• [THE DATA]:
******************************
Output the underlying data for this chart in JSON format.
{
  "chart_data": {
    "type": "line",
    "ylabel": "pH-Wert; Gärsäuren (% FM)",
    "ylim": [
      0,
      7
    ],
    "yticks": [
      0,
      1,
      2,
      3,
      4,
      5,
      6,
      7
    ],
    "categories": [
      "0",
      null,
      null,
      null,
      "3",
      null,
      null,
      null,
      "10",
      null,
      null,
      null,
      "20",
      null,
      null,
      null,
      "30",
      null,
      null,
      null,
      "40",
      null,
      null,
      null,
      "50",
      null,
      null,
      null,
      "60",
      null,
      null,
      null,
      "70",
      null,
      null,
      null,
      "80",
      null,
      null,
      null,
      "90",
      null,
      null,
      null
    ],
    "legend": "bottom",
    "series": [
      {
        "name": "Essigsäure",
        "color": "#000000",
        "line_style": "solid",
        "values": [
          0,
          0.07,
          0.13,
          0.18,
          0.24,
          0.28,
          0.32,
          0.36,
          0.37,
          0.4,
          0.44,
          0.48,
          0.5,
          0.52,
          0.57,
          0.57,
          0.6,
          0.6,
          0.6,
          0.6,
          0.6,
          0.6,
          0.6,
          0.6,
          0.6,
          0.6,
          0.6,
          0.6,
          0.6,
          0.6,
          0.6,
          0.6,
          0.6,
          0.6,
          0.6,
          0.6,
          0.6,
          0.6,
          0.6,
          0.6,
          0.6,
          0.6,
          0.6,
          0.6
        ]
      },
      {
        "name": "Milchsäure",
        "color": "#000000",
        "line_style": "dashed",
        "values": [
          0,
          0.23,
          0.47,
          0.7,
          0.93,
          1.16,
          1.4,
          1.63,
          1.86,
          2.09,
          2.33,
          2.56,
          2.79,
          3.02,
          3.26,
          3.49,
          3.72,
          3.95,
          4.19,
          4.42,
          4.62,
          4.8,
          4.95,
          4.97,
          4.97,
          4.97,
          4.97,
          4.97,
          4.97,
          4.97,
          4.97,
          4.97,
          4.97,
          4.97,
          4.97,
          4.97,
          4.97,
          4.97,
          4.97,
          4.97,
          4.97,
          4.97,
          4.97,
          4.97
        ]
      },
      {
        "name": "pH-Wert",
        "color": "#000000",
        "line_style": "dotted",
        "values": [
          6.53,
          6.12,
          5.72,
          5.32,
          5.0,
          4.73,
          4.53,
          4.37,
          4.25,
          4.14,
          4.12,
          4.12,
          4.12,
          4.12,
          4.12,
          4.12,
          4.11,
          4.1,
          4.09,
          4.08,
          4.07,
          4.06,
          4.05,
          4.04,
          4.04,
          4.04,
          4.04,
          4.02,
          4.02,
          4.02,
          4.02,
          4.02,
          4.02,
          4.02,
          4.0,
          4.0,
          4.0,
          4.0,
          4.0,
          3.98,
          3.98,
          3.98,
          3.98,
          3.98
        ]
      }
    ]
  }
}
******************************
• [WHAT THIS TASK INVOLVES]: Reproduce the entries above in full, verbatim.

• [ANSWER IN FULL]:
Output the underlying data for this chart in JSON format.
{
  "chart_data": {
    "type": "line",
    "ylabel": "pH-Wert; Gärsäuren (% FM)",
    "ylim": [
      0,
      7
    ],
    "yticks": [
      0,
      1,
      2,
      3,
      4,
      5,
      6,
      7
    ],
    "categories": [
      "0",
      null,
      null,
      null,
      "3",
      null,
      null,
      null,
      "10",
      null,
      null,
      null,
      "20",
      null,
      null,
      null,
      "30",
      null,
      null,
      null,
      "40",
      null,
      null,
      null,
      "50",
      null,
      null,
      null,
      "60",
      null,
      null,
      null,
      "70",
      null,
      null,
      null,
      "80",
      null,
      null,
      null,
      "90",
      null,
      null,
      null
    ],
    "legend": "bottom",
    "series": [
      {
        "name": "Essigsäure",
        "color": "#000000",
        "line_style": "solid",
        "values": [
          0,
          0.07,
          0.13,
          0.18,
          0.24,
          0.28,
          0.32,
          0.36,
          0.37,
          0.4,
          0.44,
          0.48,
          0.5,
          0.52,
          0.57,
          0.57,
          0.6,
          0.6,
          0.6,
          0.6,
          0.6,
          0.6,
          0.6,
          0.6,
          0.6,
          0.6,
          0.6,
          0.6,
          0.6,
          0.6,
          0.6,
          0.6,
          0.6,
          0.6,
          0.6,
          0.6,
          0.6,
          0.6,
          0.6,
          0.6,
          0.6,
          0.6,
          0.6,
          0.6
        ]
      },
      {
        "name": "Milchsäure",
        "color": "#000000",
        "line_style": "dashed",
        "values": [
          0,
          0.23,
          0.47,
          0.7,
          0.93,
          1.16,
          1.4,
          1.63,
          1.86,
          2.09,
          2.33,
          2.56,
          2.79,
          3.02,
          3.26,
          3.49,
          3.72,
          3.95,
          4.19,
          4.42,
          4.62,
          4.8,
          4.95,
          4.97,
          4.97,
          4.97,
          4.97,
          4.97,
          4.97,
          4.97,
          4.97,
          4.97,
          4.97,
          4.97,
          4.97,
          4.97,
          4.97,
          4.97,
          4.97,
          4.97,
          4.97,
          4.97,
          4.97,
          4.97
        ]
      },
      {
        "name": "pH-Wert",
        "color": "#000000",
        "line_style": "dotted",
        "values": [
          6.53,
          6.12,
          5.72,
          5.32,
          5.0,
          4.73,
          4.53,
          4.37,
          4.25,
          4.14,
          4.12,
          4.12,
          4.12,
          4.12,
          4.12,
          4.12,
          4.11,
          4.1,
          4.09,
          4.08,
          4.07,
          4.06,
          4.05,
          4.04,
          4.04,
          4.04,
          4.04,
          4.02,
          4.02,
          4.02,
          4.02,
          4.02,
          4.02,
          4.02,
          4.0,
          4.0,
          4.0,
          4.0,
          4.0,
          3.98,
          3.98,
          3.98,
          3.98,
          3.98
        ]
      }
    ]
  }
}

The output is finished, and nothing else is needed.